— begin —
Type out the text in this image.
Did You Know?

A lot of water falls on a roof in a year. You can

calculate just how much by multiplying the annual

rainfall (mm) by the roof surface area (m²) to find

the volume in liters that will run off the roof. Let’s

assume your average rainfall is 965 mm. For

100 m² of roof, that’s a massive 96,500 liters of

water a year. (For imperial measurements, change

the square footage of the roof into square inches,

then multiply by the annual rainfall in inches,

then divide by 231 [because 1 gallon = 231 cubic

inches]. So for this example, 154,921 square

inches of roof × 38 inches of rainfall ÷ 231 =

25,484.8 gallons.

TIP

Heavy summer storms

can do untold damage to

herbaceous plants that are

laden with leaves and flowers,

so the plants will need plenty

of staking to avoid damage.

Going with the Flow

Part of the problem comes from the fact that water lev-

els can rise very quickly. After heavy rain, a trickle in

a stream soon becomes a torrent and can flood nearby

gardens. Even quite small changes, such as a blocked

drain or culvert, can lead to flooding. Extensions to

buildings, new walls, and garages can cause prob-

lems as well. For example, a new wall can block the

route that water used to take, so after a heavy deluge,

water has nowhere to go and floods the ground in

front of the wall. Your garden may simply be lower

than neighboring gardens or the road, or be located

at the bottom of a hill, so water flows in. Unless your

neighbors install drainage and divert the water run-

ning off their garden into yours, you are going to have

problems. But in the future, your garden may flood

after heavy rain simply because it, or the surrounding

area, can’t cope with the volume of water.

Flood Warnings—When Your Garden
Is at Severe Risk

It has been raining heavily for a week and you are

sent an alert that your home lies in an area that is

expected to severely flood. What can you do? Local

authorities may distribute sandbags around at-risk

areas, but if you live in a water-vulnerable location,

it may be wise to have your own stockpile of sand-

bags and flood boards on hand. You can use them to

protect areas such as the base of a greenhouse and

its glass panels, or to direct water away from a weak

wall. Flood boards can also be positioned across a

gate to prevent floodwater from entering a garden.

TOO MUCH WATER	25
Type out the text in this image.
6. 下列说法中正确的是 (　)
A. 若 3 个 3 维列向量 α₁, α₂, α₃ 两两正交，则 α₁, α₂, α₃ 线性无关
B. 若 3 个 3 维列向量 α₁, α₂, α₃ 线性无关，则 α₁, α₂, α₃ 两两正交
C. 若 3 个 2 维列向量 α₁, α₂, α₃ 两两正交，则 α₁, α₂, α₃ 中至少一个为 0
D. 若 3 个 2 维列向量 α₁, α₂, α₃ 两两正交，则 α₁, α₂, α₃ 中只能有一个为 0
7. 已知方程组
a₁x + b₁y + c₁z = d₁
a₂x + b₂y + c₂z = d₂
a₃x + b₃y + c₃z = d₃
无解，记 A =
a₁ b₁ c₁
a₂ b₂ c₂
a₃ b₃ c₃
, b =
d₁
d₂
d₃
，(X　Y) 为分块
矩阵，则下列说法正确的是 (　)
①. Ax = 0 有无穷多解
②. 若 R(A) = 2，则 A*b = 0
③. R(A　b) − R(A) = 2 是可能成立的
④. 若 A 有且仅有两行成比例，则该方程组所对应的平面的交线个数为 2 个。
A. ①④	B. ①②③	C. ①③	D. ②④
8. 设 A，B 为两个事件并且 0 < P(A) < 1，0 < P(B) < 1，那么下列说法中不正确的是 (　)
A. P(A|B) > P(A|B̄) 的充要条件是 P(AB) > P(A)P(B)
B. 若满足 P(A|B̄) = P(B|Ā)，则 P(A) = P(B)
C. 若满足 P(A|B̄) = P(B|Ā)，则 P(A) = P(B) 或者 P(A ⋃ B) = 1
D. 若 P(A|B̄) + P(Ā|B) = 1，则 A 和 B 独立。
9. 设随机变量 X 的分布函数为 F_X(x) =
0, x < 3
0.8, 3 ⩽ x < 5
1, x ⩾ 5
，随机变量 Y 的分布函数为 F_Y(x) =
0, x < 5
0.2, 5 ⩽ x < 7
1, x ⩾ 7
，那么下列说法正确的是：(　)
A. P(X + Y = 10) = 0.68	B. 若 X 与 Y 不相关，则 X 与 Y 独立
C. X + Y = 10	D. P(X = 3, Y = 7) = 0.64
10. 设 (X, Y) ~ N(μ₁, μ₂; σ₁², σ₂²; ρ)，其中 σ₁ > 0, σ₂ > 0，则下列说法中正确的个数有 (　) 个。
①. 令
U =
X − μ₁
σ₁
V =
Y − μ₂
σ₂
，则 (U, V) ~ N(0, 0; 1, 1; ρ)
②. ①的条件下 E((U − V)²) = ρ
— end —
◆ Objective:
Only lines with the word "线性无关" are wanted, so copy each one from the records.

◆ Task output:
A. 若 3 个 3 维列向量 α₁, α₂, α₃ 两两正交，则 α₁, α₂, α₃ 线性无关
B. 若 3 个 3 维列向量 α₁, α₂, α₃ 线性无关，则 α₁, α₂, α₃ 两两正交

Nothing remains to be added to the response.